From the entries that follow, pick out all lines holding "intersects".

Data listing:

----

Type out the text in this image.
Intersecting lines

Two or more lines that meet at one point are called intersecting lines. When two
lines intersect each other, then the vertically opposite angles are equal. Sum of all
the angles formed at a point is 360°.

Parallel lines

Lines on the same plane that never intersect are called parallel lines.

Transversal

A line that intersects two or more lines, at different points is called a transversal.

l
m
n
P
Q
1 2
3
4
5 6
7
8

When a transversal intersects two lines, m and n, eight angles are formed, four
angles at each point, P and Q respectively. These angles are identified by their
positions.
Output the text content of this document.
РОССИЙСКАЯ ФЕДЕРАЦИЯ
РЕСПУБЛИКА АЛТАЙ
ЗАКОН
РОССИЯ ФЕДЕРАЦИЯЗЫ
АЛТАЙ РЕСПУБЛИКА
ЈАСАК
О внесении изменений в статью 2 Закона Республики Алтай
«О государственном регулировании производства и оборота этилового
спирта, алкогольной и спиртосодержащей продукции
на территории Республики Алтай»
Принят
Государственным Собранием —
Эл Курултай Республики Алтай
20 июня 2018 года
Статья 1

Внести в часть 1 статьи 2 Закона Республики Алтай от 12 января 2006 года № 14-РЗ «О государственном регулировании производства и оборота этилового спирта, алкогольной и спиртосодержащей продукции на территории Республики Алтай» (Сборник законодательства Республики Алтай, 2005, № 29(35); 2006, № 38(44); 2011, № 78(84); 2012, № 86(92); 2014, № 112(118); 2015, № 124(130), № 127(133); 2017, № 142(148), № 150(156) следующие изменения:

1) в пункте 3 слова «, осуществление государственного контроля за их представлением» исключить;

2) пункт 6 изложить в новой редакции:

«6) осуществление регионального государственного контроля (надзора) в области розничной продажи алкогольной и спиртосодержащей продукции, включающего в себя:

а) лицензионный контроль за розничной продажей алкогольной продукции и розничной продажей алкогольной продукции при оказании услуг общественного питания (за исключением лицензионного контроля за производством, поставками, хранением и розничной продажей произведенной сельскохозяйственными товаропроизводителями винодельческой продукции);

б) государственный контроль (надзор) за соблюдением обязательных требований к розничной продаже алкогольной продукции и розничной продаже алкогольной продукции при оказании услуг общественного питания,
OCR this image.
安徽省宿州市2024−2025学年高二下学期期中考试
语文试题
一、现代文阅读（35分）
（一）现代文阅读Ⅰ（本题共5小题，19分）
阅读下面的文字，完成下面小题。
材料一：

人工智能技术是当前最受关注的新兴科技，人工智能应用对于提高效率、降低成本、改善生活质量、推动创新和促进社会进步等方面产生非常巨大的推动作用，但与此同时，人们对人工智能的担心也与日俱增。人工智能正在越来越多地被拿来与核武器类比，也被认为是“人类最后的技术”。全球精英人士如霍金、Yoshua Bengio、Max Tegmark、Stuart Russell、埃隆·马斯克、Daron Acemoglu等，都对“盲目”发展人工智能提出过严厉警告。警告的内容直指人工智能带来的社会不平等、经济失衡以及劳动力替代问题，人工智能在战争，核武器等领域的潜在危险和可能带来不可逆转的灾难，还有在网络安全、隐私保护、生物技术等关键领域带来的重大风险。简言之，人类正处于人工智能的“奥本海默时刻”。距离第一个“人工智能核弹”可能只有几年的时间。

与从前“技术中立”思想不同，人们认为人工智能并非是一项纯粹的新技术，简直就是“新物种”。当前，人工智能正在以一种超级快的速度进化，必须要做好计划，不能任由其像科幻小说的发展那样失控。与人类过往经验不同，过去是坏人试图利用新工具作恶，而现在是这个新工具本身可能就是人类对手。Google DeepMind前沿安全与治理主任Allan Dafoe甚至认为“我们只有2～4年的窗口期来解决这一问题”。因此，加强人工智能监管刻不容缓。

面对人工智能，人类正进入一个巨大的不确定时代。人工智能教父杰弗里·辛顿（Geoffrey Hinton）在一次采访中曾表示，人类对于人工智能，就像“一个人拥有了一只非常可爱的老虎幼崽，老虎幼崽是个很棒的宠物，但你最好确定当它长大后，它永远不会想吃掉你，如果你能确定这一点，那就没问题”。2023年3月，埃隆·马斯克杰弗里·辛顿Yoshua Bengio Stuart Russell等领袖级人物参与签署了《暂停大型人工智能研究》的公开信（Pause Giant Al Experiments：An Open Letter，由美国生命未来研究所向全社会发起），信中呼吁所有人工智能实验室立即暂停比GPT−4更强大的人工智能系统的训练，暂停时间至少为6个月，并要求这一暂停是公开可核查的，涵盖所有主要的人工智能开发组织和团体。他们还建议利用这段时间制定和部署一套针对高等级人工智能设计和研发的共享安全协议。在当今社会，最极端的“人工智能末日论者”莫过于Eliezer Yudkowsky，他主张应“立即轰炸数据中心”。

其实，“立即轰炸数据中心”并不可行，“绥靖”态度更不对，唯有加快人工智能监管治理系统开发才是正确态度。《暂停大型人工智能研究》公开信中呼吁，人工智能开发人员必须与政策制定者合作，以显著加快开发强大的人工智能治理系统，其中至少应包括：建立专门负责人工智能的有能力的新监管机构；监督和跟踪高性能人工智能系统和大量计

----

§ **Problem solution**:
A line that intersects two or more lines, at different points is called a transversal.
When a transversal intersects two lines, m and n, eight angles are formed, four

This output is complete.